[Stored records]
________________

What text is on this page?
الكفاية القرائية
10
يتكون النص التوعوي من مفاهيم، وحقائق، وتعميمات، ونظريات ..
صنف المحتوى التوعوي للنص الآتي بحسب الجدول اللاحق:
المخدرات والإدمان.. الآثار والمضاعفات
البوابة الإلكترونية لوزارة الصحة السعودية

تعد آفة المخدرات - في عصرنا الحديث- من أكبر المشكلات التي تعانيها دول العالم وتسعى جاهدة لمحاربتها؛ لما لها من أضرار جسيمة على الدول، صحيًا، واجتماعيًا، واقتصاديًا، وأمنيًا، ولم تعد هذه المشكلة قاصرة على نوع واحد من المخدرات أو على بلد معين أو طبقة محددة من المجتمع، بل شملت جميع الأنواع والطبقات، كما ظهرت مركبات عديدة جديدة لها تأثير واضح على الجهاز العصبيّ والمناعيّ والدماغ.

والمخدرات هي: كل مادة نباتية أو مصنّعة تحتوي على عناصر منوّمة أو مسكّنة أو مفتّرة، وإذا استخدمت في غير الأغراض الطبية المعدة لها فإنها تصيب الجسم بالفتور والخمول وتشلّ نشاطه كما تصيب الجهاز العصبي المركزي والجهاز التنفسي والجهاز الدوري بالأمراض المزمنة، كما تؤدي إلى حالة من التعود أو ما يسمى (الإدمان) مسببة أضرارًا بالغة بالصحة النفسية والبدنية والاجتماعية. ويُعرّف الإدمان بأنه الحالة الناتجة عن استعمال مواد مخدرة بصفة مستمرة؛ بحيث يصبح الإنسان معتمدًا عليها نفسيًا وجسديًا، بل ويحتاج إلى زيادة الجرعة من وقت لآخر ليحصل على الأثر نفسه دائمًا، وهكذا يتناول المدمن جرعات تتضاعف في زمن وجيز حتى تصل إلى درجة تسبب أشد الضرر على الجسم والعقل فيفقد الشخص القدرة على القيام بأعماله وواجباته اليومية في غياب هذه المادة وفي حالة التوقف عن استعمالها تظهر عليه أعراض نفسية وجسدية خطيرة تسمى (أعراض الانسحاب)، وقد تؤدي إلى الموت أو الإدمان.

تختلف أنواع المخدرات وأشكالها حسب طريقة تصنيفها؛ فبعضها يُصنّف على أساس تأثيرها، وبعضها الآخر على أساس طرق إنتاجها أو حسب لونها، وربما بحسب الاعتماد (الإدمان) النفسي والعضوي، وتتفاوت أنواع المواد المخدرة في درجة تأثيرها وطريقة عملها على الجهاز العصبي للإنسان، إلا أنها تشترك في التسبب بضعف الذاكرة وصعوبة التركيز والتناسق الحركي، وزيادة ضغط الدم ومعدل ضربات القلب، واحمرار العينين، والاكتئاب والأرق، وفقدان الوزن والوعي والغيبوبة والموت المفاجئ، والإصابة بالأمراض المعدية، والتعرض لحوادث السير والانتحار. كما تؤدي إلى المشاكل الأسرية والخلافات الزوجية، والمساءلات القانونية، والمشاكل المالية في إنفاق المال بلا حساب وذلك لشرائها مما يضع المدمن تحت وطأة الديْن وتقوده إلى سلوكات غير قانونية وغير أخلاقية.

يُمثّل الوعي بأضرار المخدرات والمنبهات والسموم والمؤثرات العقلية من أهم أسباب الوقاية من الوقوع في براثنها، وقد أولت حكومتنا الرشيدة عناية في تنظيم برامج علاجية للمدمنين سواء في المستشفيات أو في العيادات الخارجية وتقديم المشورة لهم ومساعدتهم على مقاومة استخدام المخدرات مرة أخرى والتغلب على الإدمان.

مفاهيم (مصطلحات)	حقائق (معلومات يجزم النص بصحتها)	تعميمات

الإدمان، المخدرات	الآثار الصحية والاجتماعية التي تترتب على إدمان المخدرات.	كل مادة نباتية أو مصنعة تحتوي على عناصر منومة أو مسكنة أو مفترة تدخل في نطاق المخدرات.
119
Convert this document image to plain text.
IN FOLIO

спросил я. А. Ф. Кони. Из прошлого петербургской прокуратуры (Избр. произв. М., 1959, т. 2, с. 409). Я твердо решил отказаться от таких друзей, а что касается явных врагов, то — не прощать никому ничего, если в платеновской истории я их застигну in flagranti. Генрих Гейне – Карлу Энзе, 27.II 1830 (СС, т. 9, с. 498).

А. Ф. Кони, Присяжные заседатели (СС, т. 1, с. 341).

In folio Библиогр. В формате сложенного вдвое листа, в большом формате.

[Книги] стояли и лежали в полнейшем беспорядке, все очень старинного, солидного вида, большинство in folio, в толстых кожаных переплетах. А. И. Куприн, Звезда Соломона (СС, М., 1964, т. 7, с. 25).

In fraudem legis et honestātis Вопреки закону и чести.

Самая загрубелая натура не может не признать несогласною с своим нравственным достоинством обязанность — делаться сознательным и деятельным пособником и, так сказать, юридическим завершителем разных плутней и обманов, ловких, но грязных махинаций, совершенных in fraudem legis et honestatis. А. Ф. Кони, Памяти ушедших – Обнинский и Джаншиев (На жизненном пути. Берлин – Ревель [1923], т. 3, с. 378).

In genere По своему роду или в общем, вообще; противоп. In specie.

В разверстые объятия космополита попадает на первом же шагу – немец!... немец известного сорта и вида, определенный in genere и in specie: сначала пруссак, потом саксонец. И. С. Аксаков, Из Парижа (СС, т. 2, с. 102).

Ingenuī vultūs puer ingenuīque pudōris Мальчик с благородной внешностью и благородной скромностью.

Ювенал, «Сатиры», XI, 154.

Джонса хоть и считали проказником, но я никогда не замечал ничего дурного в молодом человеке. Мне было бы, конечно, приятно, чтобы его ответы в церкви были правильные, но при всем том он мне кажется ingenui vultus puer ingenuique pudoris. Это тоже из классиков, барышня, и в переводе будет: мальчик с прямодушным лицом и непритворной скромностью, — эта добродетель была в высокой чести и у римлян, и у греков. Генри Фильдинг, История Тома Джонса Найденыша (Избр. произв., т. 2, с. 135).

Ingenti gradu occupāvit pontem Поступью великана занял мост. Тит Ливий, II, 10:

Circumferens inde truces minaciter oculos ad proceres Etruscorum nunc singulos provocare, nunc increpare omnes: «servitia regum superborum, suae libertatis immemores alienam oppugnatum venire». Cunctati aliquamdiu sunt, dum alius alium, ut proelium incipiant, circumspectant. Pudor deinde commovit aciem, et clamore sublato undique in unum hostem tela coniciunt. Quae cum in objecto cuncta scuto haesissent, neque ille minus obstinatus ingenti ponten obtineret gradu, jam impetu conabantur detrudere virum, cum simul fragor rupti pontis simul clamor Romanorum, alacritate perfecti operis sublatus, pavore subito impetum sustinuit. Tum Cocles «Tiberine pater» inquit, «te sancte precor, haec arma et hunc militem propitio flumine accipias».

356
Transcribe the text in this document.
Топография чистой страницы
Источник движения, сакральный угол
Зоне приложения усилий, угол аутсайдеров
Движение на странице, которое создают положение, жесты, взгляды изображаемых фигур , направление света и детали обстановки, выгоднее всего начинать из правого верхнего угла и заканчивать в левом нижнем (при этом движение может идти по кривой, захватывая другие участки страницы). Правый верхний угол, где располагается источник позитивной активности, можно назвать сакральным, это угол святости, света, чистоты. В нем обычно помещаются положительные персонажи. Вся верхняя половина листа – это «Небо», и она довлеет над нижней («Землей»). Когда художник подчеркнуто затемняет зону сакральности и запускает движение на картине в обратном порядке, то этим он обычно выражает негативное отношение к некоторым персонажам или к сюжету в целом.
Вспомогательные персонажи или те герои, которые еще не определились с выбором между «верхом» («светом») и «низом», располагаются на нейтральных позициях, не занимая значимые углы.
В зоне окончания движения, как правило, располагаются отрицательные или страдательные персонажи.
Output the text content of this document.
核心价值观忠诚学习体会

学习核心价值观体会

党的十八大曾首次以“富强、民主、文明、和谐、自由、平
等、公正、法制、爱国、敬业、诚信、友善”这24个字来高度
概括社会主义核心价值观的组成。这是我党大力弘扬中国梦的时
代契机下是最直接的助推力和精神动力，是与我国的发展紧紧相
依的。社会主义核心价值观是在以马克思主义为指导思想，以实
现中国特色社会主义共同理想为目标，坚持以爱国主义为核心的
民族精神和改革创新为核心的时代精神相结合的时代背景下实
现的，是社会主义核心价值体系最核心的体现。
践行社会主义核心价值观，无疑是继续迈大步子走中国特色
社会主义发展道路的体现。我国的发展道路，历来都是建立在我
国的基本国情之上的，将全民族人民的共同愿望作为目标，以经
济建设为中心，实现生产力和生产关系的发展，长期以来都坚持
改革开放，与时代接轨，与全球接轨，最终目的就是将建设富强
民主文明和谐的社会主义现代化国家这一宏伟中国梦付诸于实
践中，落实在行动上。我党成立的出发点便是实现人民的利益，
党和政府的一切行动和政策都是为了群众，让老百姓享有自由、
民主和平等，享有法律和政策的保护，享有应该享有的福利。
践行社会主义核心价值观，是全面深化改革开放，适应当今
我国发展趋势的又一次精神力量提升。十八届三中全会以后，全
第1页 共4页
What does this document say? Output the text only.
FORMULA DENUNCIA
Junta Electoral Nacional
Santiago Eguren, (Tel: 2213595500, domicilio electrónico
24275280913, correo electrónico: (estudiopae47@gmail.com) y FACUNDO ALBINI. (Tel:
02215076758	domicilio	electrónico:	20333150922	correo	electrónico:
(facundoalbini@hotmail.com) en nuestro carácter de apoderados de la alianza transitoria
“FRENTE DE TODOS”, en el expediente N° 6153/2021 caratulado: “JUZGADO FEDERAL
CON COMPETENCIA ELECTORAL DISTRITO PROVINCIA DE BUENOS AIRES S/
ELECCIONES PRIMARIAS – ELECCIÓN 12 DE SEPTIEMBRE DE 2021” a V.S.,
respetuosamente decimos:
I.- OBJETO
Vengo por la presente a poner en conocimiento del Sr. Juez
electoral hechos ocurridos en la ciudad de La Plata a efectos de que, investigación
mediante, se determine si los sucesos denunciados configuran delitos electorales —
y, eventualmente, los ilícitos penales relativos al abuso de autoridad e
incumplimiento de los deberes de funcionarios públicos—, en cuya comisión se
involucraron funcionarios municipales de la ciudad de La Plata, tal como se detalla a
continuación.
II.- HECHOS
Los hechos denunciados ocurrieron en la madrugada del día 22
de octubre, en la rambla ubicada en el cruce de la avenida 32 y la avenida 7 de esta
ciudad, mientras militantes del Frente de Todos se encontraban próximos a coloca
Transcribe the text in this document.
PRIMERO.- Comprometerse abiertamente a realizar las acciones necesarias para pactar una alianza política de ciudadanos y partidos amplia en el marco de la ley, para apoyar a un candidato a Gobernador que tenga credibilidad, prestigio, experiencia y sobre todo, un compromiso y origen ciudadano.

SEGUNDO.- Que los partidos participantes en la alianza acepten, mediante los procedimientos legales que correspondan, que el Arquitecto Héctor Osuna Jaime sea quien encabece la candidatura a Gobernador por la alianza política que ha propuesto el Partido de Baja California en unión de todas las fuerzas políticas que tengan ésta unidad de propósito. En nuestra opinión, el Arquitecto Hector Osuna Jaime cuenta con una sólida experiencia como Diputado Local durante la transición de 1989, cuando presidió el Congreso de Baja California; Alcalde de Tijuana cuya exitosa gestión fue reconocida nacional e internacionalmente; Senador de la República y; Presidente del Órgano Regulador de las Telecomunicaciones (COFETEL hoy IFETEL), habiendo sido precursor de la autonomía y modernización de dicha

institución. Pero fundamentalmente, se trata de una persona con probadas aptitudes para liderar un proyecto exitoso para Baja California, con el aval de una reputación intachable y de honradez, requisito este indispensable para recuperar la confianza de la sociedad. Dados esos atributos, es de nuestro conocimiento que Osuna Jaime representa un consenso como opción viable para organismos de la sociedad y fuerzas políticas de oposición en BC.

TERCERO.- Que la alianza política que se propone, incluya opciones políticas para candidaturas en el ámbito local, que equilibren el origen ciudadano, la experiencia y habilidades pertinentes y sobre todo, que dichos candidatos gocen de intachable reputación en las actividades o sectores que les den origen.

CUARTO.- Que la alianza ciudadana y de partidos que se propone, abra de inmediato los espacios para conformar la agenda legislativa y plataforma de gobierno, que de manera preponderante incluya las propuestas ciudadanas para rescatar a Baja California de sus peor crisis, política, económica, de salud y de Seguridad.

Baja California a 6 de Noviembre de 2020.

________________

* [Stated task]: List each line of the records that holds the string "Избр".

* [Full solution]:
спросил я. А. Ф. Кони. Из прошлого петербургской прокуратуры (Избр. произв. М., 1959, т. 2, с. 409). Я твердо решил отказаться от таких друзей, а что касается явных врагов, то — не прощать никому ничего, если в платеновской истории я их застигну in flagranti. Генрих Гейне – Карлу Энзе, 27.II 1830 (СС, т. 9, с. 498).
Джонса хоть и считали проказником, но я никогда не замечал ничего дурного в молодом человеке. Мне было бы, конечно, приятно, чтобы его ответы в церкви были правильные, но при всем том он мне кажется ingenui vultus puer ingenuique pudoris. Это тоже из классиков, барышня, и в переводе будет: мальчик с прямодушным лицом и непритворной скромностью, — эта добродетель была в высокой чести и у римлян, и у греков. Генри Фильдинг, История Тома Джонса Найденыша (Избр. произв., т. 2, с. 135).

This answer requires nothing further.